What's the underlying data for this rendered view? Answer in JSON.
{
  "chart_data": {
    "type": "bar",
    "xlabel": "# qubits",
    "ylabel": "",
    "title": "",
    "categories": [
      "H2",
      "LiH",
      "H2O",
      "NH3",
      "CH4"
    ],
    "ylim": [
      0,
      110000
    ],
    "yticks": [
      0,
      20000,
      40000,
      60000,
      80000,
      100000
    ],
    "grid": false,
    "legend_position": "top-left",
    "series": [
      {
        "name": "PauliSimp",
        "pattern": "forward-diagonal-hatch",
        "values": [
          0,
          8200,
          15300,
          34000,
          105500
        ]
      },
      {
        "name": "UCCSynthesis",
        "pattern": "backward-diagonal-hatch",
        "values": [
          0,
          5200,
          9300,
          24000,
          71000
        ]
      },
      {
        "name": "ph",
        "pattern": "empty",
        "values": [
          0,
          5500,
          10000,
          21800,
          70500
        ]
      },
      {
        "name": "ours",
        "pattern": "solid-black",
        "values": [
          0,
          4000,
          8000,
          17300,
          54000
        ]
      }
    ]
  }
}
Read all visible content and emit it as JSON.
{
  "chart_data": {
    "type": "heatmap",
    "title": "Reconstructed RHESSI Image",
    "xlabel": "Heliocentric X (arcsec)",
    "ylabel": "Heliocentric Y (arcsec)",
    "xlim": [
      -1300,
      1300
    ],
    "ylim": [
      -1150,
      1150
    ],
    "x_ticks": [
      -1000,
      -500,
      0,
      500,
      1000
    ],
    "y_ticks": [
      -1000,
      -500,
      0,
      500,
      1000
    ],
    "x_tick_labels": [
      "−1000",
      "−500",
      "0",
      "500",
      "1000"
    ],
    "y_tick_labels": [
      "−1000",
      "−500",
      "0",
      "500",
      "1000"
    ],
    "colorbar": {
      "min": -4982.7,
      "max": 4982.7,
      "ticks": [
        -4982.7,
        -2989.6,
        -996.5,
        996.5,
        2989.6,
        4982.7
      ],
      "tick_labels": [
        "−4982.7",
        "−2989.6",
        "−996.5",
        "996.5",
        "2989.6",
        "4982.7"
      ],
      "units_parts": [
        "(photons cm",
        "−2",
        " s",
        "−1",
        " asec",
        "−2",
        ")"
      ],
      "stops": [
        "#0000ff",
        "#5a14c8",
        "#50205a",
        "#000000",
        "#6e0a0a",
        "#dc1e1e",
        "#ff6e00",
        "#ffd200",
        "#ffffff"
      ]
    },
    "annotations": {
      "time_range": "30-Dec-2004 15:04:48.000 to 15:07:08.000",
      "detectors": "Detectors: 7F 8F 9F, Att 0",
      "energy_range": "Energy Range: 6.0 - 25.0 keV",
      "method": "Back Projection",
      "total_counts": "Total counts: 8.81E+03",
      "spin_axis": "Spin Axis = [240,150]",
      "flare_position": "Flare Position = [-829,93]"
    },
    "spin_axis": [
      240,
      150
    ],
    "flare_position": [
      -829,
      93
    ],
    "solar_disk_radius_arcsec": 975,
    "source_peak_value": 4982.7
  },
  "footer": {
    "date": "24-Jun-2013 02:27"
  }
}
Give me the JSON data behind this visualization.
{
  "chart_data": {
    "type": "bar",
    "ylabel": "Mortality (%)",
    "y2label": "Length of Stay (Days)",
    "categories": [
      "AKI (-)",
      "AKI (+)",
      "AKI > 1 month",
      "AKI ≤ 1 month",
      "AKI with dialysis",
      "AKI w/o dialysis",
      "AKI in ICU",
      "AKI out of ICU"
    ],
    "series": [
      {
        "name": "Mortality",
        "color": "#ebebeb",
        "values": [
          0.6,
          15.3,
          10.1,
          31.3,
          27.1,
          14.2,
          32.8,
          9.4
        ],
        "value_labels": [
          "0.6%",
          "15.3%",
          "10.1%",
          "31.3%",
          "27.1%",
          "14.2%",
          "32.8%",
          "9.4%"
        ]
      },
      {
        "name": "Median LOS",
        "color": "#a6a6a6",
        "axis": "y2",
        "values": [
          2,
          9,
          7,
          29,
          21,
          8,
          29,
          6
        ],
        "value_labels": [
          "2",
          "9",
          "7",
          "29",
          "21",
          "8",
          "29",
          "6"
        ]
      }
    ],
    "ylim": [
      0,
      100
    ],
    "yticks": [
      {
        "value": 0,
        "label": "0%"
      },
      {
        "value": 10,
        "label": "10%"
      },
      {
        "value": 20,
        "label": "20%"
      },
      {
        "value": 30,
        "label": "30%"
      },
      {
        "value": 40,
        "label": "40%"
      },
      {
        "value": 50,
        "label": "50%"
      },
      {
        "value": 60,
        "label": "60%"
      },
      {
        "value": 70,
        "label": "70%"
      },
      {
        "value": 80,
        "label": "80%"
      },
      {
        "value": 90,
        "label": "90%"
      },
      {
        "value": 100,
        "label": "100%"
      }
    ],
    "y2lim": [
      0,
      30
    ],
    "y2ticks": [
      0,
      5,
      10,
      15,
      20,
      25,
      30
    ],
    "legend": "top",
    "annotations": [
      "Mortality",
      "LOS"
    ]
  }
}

┄┄┄┄┄┄

## Request
From the records above, please extract every line and repeat it exactly.

## Complete output
What's the underlying data for this rendered view? Answer in JSON.
{
  "chart_data": {
    "type": "bar",
    "xlabel": "# qubits",
    "ylabel": "",
    "title": "",
    "categories": [
      "H2",
      "LiH",
      "H2O",
      "NH3",
      "CH4"
    ],
    "ylim": [
      0,
      110000
    ],
    "yticks": [
      0,
      20000,
      40000,
      60000,
      80000,
      100000
    ],
    "grid": false,
    "legend_position": "top-left",
    "series": [
      {
        "name": "PauliSimp",
        "pattern": "forward-diagonal-hatch",
        "values": [
          0,
          8200,
          15300,
          34000,
          105500
        ]
      },
      {
        "name": "UCCSynthesis",
        "pattern": "backward-diagonal-hatch",
        "values": [
          0,
          5200,
          9300,
          24000,
          71000
        ]
      },
      {
        "name": "ph",
        "pattern": "empty",
        "values": [
          0,
          5500,
          10000,
          21800,
          70500
        ]
      },
      {
        "name": "ours",
        "pattern": "solid-black",
        "values": [
          0,
          4000,
          8000,
          17300,
          54000
        ]
      }
    ]
  }
}
Read all visible content and emit it as JSON.
{
  "chart_data": {
    "type": "heatmap",
    "title": "Reconstructed RHESSI Image",
    "xlabel": "Heliocentric X (arcsec)",
    "ylabel": "Heliocentric Y (arcsec)",
    "xlim": [
      -1300,
      1300
    ],
    "ylim": [
      -1150,
      1150
    ],
    "x_ticks": [
      -1000,
      -500,
      0,
      500,
      1000
    ],
    "y_ticks": [
      -1000,
      -500,
      0,
      500,
      1000
    ],
    "x_tick_labels": [
      "−1000",
      "−500",
      "0",
      "500",
      "1000"
    ],
    "y_tick_labels": [
      "−1000",
      "−500",
      "0",
      "500",
      "1000"
    ],
    "colorbar": {
      "min": -4982.7,
      "max": 4982.7,
      "ticks": [
        -4982.7,
        -2989.6,
        -996.5,
        996.5,
        2989.6,
        4982.7
      ],
      "tick_labels": [
        "−4982.7",
        "−2989.6",
        "−996.5",
        "996.5",
        "2989.6",
        "4982.7"
      ],
      "units_parts": [
        "(photons cm",
        "−2",
        " s",
        "−1",
        " asec",
        "−2",
        ")"
      ],
      "stops": [
        "#0000ff",
        "#5a14c8",
        "#50205a",
        "#000000",
        "#6e0a0a",
        "#dc1e1e",
        "#ff6e00",
        "#ffd200",
        "#ffffff"
      ]
    },
    "annotations": {
      "time_range": "30-Dec-2004 15:04:48.000 to 15:07:08.000",
      "detectors": "Detectors: 7F 8F 9F, Att 0",
      "energy_range": "Energy Range: 6.0 - 25.0 keV",
      "method": "Back Projection",
      "total_counts": "Total counts: 8.81E+03",
      "spin_axis": "Spin Axis = [240,150]",
      "flare_position": "Flare Position = [-829,93]"
    },
    "spin_axis": [
      240,
      150
    ],
    "flare_position": [
      -829,
      93
    ],
    "solar_disk_radius_arcsec": 975,
    "source_peak_value": 4982.7
  },
  "footer": {
    "date": "24-Jun-2013 02:27"
  }
}
Give me the JSON data behind this visualization.
{
  "chart_data": {
    "type": "bar",
    "ylabel": "Mortality (%)",
    "y2label": "Length of Stay (Days)",
    "categories": [
      "AKI (-)",
      "AKI (+)",
      "AKI > 1 month",
      "AKI ≤ 1 month",
      "AKI with dialysis",
      "AKI w/o dialysis",
      "AKI in ICU",
      "AKI out of ICU"
    ],
    "series": [
      {
        "name": "Mortality",
        "color": "#ebebeb",
        "values": [
          0.6,
          15.3,
          10.1,
          31.3,
          27.1,
          14.2,
          32.8,
          9.4
        ],
        "value_labels": [
          "0.6%",
          "15.3%",
          "10.1%",
          "31.3%",
          "27.1%",
          "14.2%",
          "32.8%",
          "9.4%"
        ]
      },
      {
        "name": "Median LOS",
        "color": "#a6a6a6",
        "axis": "y2",
        "values": [
          2,
          9,
          7,
          29,
          21,
          8,
          29,
          6
        ],
        "value_labels": [
          "2",
          "9",
          "7",
          "29",
          "21",
          "8",
          "29",
          "6"
        ]
      }
    ],
    "ylim": [
      0,
      100
    ],
    "yticks": [
      {
        "value": 0,
        "label": "0%"
      },
      {
        "value": 10,
        "label": "10%"
      },
      {
        "value": 20,
        "label": "20%"
      },
      {
        "value": 30,
        "label": "30%"
      },
      {
        "value": 40,
        "label": "40%"
      },
      {
        "value": 50,
        "label": "50%"
      },
      {
        "value": 60,
        "label": "60%"
      },
      {
        "value": 70,
        "label": "70%"
      },
      {
        "value": 80,
        "label": "80%"
      },
      {
        "value": 90,
        "label": "90%"
      },
      {
        "value": 100,
        "label": "100%"
      }
    ],
    "y2lim": [
      0,
      30
    ],
    "y2ticks": [
      0,
      5,
      10,
      15,
      20,
      25,
      30
    ],
    "legend": "top",
    "annotations": [
      "Mortality",
      "LOS"
    ]
  }
}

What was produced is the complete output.